— Start of PROVIDED ENTRIES —
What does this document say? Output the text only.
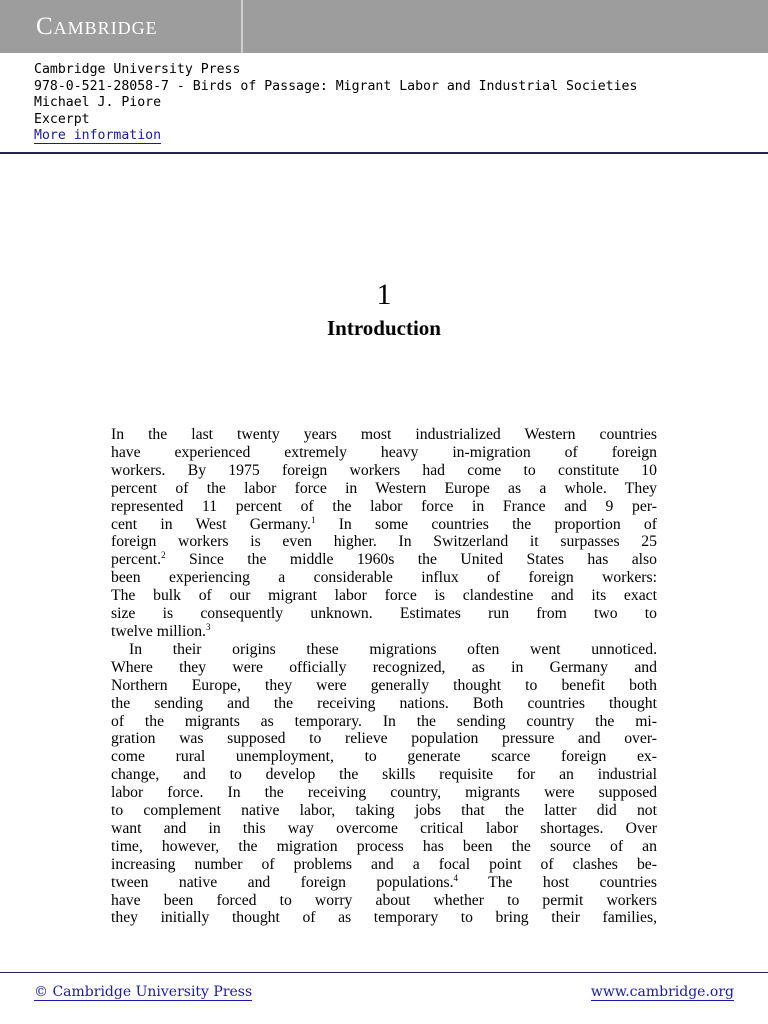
Cambridge
Cambridge University Press
978-0-521-28058-7 - Birds of Passage: Migrant Labor and Industrial Societies
Michael J. Piore
Excerpt
More information
1
Introduction

In the last twenty years most industrialized Western countries
have experienced extremely heavy in-migration of foreign
workers. By 1975 foreign workers had come to constitute 10
percent of the labor force in Western Europe as a whole. They
represented 11 percent of the labor force in France and 9 per-
cent in West Germany.$^1$ In some countries the proportion of
foreign workers is even higher. In Switzerland it surpasses 25
percent.$^2$ Since the middle 1960s the United States has also
been experiencing a considerable influx of foreign workers:
The bulk of our migrant labor force is clandestine and its exact
size is consequently unknown. Estimates run from two to
twelve million.$^3$

In their origins these migrations often went unnoticed.
Where they were officially recognized, as in Germany and
Northern Europe, they were generally thought to benefit both
the sending and the receiving nations. Both countries thought
of the migrants as temporary. In the sending country the mi-
gration was supposed to relieve population pressure and over-
come rural unemployment, to generate scarce foreign ex-
change, and to develop the skills requisite for an industrial
labor force. In the receiving country, migrants were supposed
to complement native labor, taking jobs that the latter did not
want and in this way overcome critical labor shortages. Over
time, however, the migration process has been the source of an
increasing number of problems and a focal point of clashes be-
tween native and foreign populations.$^4$ The host countries
have been forced to worry about whether to permit workers
they initially thought of as temporary to bring their families,

© Cambridge University Press	www.cambridge.org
— End of PROVIDED ENTRIES —
Please repeat the entries exactly. Do not include the pictures.

What does this document say? Output the text only.
Cambridge
Cambridge University Press
978-0-521-28058-7 - Birds of Passage: Migrant Labor and Industrial Societies
Michael J. Piore
Excerpt
More information
1
Introduction

In the last twenty years most industrialized Western countries
have experienced extremely heavy in-migration of foreign
workers. By 1975 foreign workers had come to constitute 10
percent of the labor force in Western Europe as a whole. They
represented 11 percent of the labor force in France and 9 per-
cent in West Germany.$^1$ In some countries the proportion of
foreign workers is even higher. In Switzerland it surpasses 25
percent.$^2$ Since the middle 1960s the United States has also
been experiencing a considerable influx of foreign workers:
The bulk of our migrant labor force is clandestine and its exact
size is consequently unknown. Estimates run from two to
twelve million.$^3$

In their origins these migrations often went unnoticed.
Where they were officially recognized, as in Germany and
Northern Europe, they were generally thought to benefit both
the sending and the receiving nations. Both countries thought
of the migrants as temporary. In the sending country the mi-
gration was supposed to relieve population pressure and over-
come rural unemployment, to generate scarce foreign ex-
change, and to develop the skills requisite for an industrial
labor force. In the receiving country, migrants were supposed
to complement native labor, taking jobs that the latter did not
want and in this way overcome critical labor shortages. Over
time, however, the migration process has been the source of an
increasing number of problems and a focal point of clashes be-
tween native and foreign populations.$^4$ The host countries
have been forced to worry about whether to permit workers
they initially thought of as temporary to bring their families,

© Cambridge University Press	www.cambridge.org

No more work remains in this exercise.